--- Start ---
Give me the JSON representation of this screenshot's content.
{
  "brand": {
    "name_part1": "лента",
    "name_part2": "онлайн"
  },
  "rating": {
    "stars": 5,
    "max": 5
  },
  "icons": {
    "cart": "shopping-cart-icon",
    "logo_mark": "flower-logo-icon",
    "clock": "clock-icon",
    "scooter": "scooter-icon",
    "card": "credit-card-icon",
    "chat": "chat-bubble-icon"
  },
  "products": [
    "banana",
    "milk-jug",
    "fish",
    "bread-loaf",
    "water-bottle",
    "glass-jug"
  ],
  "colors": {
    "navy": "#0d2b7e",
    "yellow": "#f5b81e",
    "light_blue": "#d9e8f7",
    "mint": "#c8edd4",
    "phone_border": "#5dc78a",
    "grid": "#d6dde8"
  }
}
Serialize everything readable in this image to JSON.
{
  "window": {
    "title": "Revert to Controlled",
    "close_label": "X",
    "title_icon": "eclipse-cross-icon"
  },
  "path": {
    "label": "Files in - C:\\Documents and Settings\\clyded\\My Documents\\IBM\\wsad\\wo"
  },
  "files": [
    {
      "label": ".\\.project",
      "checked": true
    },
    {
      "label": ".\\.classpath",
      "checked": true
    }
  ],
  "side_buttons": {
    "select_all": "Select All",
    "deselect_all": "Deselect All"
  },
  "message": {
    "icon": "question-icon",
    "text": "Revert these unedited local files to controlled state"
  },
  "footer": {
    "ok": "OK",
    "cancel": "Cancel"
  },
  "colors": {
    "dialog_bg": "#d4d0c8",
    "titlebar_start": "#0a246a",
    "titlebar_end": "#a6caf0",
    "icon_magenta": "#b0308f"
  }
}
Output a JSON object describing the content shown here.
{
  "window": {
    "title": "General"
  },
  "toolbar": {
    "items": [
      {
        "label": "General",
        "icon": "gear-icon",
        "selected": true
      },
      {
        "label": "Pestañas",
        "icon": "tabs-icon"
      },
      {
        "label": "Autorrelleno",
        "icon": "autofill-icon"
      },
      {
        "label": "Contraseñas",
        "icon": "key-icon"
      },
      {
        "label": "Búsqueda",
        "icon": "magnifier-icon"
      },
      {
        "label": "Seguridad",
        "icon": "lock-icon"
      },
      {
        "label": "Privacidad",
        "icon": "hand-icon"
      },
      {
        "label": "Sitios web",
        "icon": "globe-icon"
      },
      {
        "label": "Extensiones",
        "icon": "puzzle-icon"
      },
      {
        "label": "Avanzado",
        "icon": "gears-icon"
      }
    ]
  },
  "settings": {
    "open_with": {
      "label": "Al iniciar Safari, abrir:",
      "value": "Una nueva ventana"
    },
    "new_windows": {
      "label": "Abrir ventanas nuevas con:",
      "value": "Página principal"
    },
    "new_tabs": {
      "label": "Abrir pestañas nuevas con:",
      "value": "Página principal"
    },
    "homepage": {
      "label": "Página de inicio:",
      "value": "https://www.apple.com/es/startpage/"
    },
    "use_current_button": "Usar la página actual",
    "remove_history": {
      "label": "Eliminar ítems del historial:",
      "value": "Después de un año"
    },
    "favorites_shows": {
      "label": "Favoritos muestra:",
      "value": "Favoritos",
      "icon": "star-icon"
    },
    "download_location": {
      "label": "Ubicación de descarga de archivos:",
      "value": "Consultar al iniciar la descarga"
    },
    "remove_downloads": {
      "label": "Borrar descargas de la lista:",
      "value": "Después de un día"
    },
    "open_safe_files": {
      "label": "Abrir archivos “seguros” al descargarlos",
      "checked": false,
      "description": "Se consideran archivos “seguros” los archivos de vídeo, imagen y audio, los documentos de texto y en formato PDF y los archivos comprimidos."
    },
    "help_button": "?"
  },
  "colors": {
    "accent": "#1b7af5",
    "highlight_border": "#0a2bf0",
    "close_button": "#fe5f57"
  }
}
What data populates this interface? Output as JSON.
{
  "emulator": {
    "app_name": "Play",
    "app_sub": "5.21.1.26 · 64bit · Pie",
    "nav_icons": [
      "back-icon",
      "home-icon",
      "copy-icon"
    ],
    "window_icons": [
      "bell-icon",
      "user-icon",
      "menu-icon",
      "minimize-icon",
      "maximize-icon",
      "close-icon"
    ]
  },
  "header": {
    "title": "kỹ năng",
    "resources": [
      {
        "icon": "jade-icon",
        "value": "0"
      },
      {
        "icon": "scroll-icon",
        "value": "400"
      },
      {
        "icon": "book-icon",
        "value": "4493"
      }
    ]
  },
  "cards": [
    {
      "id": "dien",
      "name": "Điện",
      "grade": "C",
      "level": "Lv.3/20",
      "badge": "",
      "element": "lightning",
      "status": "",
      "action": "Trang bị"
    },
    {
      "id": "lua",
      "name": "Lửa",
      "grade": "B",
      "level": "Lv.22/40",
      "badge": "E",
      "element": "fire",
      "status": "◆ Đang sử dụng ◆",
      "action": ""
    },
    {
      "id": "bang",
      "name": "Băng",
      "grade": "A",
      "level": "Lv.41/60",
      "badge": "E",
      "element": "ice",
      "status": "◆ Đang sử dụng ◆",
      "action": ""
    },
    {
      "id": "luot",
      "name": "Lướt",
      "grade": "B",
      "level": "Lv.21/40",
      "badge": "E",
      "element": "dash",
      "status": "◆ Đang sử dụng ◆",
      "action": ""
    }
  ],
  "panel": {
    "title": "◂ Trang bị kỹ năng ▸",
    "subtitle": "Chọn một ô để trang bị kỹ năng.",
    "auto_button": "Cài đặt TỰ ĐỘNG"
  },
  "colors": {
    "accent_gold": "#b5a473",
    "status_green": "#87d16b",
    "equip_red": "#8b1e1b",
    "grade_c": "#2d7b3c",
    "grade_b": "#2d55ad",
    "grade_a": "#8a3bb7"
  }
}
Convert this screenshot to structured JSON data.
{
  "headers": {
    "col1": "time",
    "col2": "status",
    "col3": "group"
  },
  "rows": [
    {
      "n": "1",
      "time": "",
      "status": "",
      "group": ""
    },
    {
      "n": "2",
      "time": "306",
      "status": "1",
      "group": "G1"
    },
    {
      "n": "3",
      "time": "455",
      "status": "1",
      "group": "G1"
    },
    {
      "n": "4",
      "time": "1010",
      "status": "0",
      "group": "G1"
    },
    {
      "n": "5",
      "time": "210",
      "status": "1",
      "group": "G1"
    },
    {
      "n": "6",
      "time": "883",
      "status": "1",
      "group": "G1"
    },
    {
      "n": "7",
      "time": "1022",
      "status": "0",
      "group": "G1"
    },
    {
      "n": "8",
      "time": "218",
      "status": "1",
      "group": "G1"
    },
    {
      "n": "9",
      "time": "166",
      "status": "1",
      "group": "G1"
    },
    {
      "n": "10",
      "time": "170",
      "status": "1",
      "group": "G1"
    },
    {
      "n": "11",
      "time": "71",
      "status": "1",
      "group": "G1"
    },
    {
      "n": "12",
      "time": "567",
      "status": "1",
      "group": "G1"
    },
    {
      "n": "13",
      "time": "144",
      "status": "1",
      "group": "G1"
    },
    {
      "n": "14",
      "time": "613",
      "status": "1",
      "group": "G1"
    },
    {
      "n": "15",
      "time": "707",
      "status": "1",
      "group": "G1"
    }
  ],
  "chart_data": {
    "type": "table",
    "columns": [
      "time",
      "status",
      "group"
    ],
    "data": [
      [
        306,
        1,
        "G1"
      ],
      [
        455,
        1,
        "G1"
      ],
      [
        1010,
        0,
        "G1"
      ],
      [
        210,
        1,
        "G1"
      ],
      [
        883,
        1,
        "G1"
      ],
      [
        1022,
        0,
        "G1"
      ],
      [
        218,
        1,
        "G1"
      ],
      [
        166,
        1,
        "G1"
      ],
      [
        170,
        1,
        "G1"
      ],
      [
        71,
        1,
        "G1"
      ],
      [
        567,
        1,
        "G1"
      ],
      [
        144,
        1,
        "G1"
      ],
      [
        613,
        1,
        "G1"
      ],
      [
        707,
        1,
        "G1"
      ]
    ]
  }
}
--- End ---
REQUIRED TASK:
From the material above, copy each line that includes the word "content".

EXERCISE RESPONSE:
Give me the JSON representation of this screenshot's content.
Output a JSON object describing the content shown here.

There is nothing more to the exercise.